● Stored records:
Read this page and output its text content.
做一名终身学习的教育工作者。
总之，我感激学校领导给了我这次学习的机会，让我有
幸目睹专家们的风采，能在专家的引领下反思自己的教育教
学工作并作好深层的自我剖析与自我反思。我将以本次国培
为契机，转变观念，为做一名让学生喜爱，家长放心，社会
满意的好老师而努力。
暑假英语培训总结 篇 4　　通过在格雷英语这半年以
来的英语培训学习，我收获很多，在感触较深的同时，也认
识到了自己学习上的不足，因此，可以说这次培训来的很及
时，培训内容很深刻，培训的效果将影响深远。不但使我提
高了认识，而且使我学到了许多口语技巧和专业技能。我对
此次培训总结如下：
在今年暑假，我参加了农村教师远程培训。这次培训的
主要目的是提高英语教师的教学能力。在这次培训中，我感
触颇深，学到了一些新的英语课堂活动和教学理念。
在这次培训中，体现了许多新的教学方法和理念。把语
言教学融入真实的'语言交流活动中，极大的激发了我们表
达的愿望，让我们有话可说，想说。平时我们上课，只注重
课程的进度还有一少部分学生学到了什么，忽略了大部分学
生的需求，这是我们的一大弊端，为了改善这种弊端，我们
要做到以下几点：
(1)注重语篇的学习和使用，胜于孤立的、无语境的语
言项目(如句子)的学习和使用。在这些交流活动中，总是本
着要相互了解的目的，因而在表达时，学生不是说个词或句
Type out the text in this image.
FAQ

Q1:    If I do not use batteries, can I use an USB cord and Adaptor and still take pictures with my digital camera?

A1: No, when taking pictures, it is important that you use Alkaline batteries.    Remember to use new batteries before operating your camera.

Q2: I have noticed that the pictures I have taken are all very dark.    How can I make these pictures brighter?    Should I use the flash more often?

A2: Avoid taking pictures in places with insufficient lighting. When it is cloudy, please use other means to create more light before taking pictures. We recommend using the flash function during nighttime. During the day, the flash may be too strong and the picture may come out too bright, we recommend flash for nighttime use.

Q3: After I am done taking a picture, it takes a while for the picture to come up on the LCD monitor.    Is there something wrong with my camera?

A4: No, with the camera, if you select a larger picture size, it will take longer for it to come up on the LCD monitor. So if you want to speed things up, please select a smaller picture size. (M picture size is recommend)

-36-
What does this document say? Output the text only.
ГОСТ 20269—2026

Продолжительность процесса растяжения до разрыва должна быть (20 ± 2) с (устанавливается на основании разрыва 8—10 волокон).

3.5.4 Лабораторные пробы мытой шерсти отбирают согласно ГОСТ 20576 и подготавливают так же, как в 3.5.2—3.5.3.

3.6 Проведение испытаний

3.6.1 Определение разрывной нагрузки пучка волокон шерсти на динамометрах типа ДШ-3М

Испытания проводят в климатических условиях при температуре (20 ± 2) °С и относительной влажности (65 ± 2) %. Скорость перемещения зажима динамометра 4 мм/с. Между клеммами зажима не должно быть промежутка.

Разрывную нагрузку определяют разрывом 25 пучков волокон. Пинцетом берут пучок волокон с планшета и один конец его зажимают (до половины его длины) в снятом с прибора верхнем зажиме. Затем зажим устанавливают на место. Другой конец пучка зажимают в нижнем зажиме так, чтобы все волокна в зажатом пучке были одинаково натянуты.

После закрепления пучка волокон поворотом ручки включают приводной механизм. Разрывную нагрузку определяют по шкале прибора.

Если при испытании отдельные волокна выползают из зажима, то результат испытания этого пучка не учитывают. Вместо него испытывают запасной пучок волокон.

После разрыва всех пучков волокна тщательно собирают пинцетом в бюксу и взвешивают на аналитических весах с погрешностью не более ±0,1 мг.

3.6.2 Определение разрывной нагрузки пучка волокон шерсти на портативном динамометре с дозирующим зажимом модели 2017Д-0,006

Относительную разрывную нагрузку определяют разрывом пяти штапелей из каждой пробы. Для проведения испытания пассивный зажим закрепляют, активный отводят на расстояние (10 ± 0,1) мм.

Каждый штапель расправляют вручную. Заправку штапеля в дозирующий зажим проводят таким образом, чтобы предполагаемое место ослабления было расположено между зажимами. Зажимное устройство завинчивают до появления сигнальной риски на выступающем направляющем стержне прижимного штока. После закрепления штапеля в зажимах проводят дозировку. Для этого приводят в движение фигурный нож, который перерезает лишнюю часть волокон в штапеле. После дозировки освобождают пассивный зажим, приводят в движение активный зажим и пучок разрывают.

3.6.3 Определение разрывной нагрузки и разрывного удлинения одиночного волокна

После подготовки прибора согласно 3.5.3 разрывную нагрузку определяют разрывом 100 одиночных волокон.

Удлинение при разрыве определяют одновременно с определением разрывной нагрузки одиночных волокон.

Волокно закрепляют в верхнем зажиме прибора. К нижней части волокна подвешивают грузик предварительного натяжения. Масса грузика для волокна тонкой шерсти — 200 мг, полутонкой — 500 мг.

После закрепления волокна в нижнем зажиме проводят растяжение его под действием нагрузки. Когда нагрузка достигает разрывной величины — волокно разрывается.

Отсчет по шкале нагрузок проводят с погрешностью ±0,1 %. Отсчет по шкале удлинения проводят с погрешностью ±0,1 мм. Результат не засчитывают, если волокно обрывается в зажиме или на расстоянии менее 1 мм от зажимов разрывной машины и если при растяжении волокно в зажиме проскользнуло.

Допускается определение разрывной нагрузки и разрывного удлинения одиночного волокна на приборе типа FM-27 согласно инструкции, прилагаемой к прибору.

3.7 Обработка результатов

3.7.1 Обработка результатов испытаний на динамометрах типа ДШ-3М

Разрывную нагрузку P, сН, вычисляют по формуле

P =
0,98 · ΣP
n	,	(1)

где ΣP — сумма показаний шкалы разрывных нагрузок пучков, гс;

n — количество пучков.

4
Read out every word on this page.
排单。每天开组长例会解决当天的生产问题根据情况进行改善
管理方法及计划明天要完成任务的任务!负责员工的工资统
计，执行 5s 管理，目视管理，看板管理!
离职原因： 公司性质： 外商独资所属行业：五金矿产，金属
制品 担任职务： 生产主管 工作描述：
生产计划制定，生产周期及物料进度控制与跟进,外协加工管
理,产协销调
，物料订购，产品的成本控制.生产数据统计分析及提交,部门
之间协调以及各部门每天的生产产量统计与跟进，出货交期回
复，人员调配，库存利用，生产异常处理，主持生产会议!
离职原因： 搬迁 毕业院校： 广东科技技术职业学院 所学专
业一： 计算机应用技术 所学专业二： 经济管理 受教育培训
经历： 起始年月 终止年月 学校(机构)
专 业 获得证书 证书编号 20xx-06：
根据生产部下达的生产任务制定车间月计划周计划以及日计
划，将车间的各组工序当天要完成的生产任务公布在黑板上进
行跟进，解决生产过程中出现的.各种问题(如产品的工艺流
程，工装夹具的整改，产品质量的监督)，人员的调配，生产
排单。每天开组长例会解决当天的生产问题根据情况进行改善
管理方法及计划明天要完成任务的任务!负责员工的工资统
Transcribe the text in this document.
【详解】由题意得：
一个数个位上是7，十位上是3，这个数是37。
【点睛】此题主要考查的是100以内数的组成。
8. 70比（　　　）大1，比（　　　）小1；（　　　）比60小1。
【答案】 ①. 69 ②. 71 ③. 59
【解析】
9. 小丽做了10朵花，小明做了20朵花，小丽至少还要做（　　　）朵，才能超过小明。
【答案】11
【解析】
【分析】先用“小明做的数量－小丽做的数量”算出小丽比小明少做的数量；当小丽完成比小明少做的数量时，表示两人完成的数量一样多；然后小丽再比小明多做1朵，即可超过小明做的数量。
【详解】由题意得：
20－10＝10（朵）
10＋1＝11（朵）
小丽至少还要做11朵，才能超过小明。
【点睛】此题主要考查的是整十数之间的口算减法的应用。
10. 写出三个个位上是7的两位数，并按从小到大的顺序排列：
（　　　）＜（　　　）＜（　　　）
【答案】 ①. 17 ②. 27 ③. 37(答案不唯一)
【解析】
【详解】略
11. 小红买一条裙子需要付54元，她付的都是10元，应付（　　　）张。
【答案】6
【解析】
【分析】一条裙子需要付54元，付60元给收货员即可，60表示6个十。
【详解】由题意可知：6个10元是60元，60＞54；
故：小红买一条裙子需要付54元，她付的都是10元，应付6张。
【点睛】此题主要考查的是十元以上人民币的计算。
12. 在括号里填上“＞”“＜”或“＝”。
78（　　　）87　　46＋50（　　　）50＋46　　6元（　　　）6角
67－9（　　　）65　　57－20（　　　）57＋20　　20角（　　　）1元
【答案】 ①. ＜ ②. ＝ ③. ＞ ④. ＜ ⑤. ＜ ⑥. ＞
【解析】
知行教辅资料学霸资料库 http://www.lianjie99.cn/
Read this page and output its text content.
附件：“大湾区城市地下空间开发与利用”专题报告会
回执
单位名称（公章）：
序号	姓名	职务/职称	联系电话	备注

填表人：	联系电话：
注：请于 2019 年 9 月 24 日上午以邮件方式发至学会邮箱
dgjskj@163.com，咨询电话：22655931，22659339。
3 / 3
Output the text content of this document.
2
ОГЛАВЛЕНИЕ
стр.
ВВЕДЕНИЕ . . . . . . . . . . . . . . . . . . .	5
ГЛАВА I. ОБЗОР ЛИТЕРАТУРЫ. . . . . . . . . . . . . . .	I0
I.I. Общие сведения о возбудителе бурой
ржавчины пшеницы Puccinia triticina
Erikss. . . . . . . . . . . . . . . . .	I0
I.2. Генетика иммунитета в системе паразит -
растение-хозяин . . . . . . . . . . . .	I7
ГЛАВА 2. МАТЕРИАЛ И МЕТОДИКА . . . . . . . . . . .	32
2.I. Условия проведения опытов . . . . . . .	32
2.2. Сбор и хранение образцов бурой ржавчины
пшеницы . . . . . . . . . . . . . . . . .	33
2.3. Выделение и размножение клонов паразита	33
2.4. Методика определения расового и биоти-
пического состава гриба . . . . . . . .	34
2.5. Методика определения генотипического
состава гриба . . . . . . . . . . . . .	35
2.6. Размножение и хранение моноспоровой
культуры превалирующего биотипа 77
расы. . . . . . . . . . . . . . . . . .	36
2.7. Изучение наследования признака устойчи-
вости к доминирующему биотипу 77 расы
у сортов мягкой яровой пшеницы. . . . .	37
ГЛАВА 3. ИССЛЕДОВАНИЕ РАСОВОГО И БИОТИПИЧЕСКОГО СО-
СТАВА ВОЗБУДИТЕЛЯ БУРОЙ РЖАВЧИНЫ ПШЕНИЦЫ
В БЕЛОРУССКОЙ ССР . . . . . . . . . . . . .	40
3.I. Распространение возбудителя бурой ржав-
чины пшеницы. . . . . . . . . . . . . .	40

● What needs to be done: Show the lines of the records that contain the word "在这次培训中".

● Worked solution:
主要目的是提高英语教师的教学能力。在这次培训中，我感
在这次培训中，体现了许多新的教学方法和理念。把语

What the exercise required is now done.